** START OF Data rows **
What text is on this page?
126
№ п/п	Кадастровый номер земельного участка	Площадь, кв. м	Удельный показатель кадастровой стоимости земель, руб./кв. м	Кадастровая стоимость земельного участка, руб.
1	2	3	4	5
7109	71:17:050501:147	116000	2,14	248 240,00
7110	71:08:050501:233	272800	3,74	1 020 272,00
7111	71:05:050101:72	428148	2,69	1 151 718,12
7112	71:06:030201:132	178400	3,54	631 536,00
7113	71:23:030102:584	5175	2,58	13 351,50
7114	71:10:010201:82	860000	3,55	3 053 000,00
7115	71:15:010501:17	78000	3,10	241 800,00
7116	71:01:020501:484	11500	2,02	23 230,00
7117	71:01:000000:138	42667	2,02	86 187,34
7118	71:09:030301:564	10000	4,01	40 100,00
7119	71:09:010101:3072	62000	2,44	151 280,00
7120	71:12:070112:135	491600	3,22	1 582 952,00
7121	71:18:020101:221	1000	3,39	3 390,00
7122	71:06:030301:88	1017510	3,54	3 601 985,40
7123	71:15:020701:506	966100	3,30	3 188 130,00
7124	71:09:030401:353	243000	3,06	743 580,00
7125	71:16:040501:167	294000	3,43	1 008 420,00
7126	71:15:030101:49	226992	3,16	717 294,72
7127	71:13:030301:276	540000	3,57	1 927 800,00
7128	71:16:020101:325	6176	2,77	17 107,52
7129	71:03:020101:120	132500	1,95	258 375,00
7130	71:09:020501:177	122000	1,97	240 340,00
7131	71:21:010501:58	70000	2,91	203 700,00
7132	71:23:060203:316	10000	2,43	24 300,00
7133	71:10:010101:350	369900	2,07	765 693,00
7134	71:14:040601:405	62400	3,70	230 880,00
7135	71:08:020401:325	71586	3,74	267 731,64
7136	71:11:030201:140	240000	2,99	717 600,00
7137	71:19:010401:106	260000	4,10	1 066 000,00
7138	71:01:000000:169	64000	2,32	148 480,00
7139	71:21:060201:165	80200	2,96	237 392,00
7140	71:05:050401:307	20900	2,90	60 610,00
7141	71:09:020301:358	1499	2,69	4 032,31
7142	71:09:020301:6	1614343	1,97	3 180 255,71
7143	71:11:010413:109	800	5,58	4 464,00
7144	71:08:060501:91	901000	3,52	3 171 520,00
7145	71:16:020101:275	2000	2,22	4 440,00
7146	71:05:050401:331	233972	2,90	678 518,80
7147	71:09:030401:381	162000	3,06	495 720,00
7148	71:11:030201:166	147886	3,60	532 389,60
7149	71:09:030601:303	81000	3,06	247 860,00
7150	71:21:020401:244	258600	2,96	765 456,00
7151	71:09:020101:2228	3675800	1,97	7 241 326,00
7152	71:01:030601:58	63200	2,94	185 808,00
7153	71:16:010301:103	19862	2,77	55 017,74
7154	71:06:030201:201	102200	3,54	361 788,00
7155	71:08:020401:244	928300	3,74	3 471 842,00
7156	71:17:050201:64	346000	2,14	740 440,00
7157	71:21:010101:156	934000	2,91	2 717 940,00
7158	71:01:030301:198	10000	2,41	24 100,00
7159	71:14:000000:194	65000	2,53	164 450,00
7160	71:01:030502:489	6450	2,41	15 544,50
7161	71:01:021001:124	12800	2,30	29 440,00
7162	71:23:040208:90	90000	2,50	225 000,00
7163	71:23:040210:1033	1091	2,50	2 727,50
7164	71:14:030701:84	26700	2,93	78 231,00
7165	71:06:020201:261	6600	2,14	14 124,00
** END OF Data rows **
**Objective:**
Retype all of the material, keeping each line exact.

**Answer to this problem:**
What text is on this page?
126
№ п/п	Кадастровый номер земельного участка	Площадь, кв. м	Удельный показатель кадастровой стоимости земель, руб./кв. м	Кадастровая стоимость земельного участка, руб.
1	2	3	4	5
7109	71:17:050501:147	116000	2,14	248 240,00
7110	71:08:050501:233	272800	3,74	1 020 272,00
7111	71:05:050101:72	428148	2,69	1 151 718,12
7112	71:06:030201:132	178400	3,54	631 536,00
7113	71:23:030102:584	5175	2,58	13 351,50
7114	71:10:010201:82	860000	3,55	3 053 000,00
7115	71:15:010501:17	78000	3,10	241 800,00
7116	71:01:020501:484	11500	2,02	23 230,00
7117	71:01:000000:138	42667	2,02	86 187,34
7118	71:09:030301:564	10000	4,01	40 100,00
7119	71:09:010101:3072	62000	2,44	151 280,00
7120	71:12:070112:135	491600	3,22	1 582 952,00
7121	71:18:020101:221	1000	3,39	3 390,00
7122	71:06:030301:88	1017510	3,54	3 601 985,40
7123	71:15:020701:506	966100	3,30	3 188 130,00
7124	71:09:030401:353	243000	3,06	743 580,00
7125	71:16:040501:167	294000	3,43	1 008 420,00
7126	71:15:030101:49	226992	3,16	717 294,72
7127	71:13:030301:276	540000	3,57	1 927 800,00
7128	71:16:020101:325	6176	2,77	17 107,52
7129	71:03:020101:120	132500	1,95	258 375,00
7130	71:09:020501:177	122000	1,97	240 340,00
7131	71:21:010501:58	70000	2,91	203 700,00
7132	71:23:060203:316	10000	2,43	24 300,00
7133	71:10:010101:350	369900	2,07	765 693,00
7134	71:14:040601:405	62400	3,70	230 880,00
7135	71:08:020401:325	71586	3,74	267 731,64
7136	71:11:030201:140	240000	2,99	717 600,00
7137	71:19:010401:106	260000	4,10	1 066 000,00
7138	71:01:000000:169	64000	2,32	148 480,00
7139	71:21:060201:165	80200	2,96	237 392,00
7140	71:05:050401:307	20900	2,90	60 610,00
7141	71:09:020301:358	1499	2,69	4 032,31
7142	71:09:020301:6	1614343	1,97	3 180 255,71
7143	71:11:010413:109	800	5,58	4 464,00
7144	71:08:060501:91	901000	3,52	3 171 520,00
7145	71:16:020101:275	2000	2,22	4 440,00
7146	71:05:050401:331	233972	2,90	678 518,80
7147	71:09:030401:381	162000	3,06	495 720,00
7148	71:11:030201:166	147886	3,60	532 389,60
7149	71:09:030601:303	81000	3,06	247 860,00
7150	71:21:020401:244	258600	2,96	765 456,00
7151	71:09:020101:2228	3675800	1,97	7 241 326,00
7152	71:01:030601:58	63200	2,94	185 808,00
7153	71:16:010301:103	19862	2,77	55 017,74
7154	71:06:030201:201	102200	3,54	361 788,00
7155	71:08:020401:244	928300	3,74	3 471 842,00
7156	71:17:050201:64	346000	2,14	740 440,00
7157	71:21:010101:156	934000	2,91	2 717 940,00
7158	71:01:030301:198	10000	2,41	24 100,00
7159	71:14:000000:194	65000	2,53	164 450,00
7160	71:01:030502:489	6450	2,41	15 544,50
7161	71:01:021001:124	12800	2,30	29 440,00
7162	71:23:040208:90	90000	2,50	225 000,00
7163	71:23:040210:1033	1091	2,50	2 727,50
7164	71:14:030701:84	26700	2,93	78 231,00
7165	71:06:020201:261	6600	2,14	14 124,00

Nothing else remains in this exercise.